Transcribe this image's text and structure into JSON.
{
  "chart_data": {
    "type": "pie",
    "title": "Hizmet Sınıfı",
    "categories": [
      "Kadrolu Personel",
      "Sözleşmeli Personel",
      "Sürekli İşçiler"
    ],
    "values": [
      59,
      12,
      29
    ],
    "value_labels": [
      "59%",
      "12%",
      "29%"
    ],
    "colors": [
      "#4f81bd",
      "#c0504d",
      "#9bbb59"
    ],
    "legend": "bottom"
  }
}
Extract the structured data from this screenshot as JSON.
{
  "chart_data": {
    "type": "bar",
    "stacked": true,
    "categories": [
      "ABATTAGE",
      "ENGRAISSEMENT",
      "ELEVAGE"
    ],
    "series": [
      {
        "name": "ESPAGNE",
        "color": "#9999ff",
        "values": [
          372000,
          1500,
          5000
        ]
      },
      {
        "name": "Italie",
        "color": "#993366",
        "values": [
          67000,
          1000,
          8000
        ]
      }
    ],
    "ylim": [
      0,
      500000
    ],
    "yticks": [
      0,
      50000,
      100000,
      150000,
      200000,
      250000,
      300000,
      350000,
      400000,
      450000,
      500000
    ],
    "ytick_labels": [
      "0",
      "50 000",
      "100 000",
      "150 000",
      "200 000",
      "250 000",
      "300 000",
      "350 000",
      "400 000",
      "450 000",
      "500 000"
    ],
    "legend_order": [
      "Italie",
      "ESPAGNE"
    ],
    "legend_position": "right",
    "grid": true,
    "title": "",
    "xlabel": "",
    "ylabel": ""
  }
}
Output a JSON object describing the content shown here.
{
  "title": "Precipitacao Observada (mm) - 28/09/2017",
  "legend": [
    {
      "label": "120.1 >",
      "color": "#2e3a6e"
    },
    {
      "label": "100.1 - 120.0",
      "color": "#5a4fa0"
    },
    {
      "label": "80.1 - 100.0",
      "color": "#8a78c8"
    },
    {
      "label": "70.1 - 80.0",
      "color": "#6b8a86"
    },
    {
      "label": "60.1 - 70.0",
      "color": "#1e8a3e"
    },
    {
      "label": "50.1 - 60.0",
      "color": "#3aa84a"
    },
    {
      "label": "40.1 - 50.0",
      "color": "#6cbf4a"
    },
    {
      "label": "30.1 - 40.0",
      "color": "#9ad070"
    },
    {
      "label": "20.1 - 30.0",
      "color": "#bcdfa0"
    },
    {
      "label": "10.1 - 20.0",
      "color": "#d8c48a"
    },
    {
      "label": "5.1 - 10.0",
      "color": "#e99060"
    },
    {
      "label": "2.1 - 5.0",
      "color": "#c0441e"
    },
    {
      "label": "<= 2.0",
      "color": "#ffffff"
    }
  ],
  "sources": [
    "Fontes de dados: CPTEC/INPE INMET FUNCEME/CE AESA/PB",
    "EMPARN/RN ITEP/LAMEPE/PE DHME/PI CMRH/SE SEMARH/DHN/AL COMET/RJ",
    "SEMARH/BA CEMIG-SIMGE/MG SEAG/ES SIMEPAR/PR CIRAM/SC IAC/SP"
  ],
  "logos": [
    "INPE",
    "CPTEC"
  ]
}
****************************************
Transcribe all of the lines in the records precisely.

SOLUTION BELOW:
Transcribe this image's text and structure into JSON.
{
  "chart_data": {
    "type": "pie",
    "title": "Hizmet Sınıfı",
    "categories": [
      "Kadrolu Personel",
      "Sözleşmeli Personel",
      "Sürekli İşçiler"
    ],
    "values": [
      59,
      12,
      29
    ],
    "value_labels": [
      "59%",
      "12%",
      "29%"
    ],
    "colors": [
      "#4f81bd",
      "#c0504d",
      "#9bbb59"
    ],
    "legend": "bottom"
  }
}
Extract the structured data from this screenshot as JSON.
{
  "chart_data": {
    "type": "bar",
    "stacked": true,
    "categories": [
      "ABATTAGE",
      "ENGRAISSEMENT",
      "ELEVAGE"
    ],
    "series": [
      {
        "name": "ESPAGNE",
        "color": "#9999ff",
        "values": [
          372000,
          1500,
          5000
        ]
      },
      {
        "name": "Italie",
        "color": "#993366",
        "values": [
          67000,
          1000,
          8000
        ]
      }
    ],
    "ylim": [
      0,
      500000
    ],
    "yticks": [
      0,
      50000,
      100000,
      150000,
      200000,
      250000,
      300000,
      350000,
      400000,
      450000,
      500000
    ],
    "ytick_labels": [
      "0",
      "50 000",
      "100 000",
      "150 000",
      "200 000",
      "250 000",
      "300 000",
      "350 000",
      "400 000",
      "450 000",
      "500 000"
    ],
    "legend_order": [
      "Italie",
      "ESPAGNE"
    ],
    "legend_position": "right",
    "grid": true,
    "title": "",
    "xlabel": "",
    "ylabel": ""
  }
}
Output a JSON object describing the content shown here.
{
  "title": "Precipitacao Observada (mm) - 28/09/2017",
  "legend": [
    {
      "label": "120.1 >",
      "color": "#2e3a6e"
    },
    {
      "label": "100.1 - 120.0",
      "color": "#5a4fa0"
    },
    {
      "label": "80.1 - 100.0",
      "color": "#8a78c8"
    },
    {
      "label": "70.1 - 80.0",
      "color": "#6b8a86"
    },
    {
      "label": "60.1 - 70.0",
      "color": "#1e8a3e"
    },
    {
      "label": "50.1 - 60.0",
      "color": "#3aa84a"
    },
    {
      "label": "40.1 - 50.0",
      "color": "#6cbf4a"
    },
    {
      "label": "30.1 - 40.0",
      "color": "#9ad070"
    },
    {
      "label": "20.1 - 30.0",
      "color": "#bcdfa0"
    },
    {
      "label": "10.1 - 20.0",
      "color": "#d8c48a"
    },
    {
      "label": "5.1 - 10.0",
      "color": "#e99060"
    },
    {
      "label": "2.1 - 5.0",
      "color": "#c0441e"
    },
    {
      "label": "<= 2.0",
      "color": "#ffffff"
    }
  ],
  "sources": [
    "Fontes de dados: CPTEC/INPE INMET FUNCEME/CE AESA/PB",
    "EMPARN/RN ITEP/LAMEPE/PE DHME/PI CMRH/SE SEMARH/DHN/AL COMET/RJ",
    "SEMARH/BA CEMIG-SIMGE/MG SEAG/ES SIMEPAR/PR CIRAM/SC IAC/SP"
  ],
  "logos": [
    "INPE",
    "CPTEC"
  ]
}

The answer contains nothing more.